_Prompt_
Will you write out the data exactly, excluding every picture?
--- BEGIN Given records ---
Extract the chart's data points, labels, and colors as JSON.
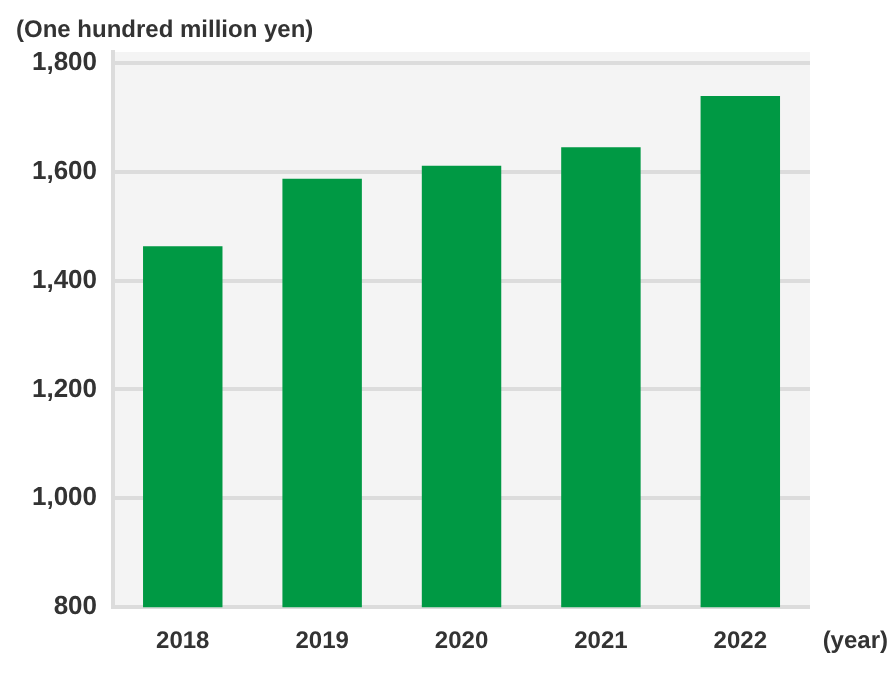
{
  "chart_data": {
    "type": "bar",
    "ylabel": "(One hundred million yen)",
    "xlabel": "(year)",
    "categories": [
      "2018",
      "2019",
      "2020",
      "2021",
      "2022"
    ],
    "values": [
      1463,
      1587,
      1611,
      1645,
      1739
    ],
    "color": "#009944",
    "ylim": [
      800,
      1820
    ],
    "yticks": [
      800,
      {
        "value": 1000,
        "label": "1,000"
      },
      {
        "value": 1200,
        "label": "1,200"
      },
      {
        "value": 1400,
        "label": "1,400"
      },
      {
        "value": 1600,
        "label": "1,600"
      },
      {
        "value": 1800,
        "label": "1,800"
      }
    ],
    "grid": "y"
  }
}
--- END Given records ---
_The solution_
Extract the chart's data points, labels, and colors as JSON.
{
  "chart_data": {
    "type": "bar",
    "ylabel": "(One hundred million yen)",
    "xlabel": "(year)",
    "categories": [
      "2018",
      "2019",
      "2020",
      "2021",
      "2022"
    ],
    "values": [
      1463,
      1587,
      1611,
      1645,
      1739
    ],
    "color": "#009944",
    "ylim": [
      800,
      1820
    ],
    "yticks": [
      800,
      {
        "value": 1000,
        "label": "1,000"
      },
      {
        "value": 1200,
        "label": "1,200"
      },
      {
        "value": 1400,
        "label": "1,400"
      },
      {
        "value": 1600,
        "label": "1,600"
      },
      {
        "value": 1800,
        "label": "1,800"
      }
    ],
    "grid": "y"
  }
}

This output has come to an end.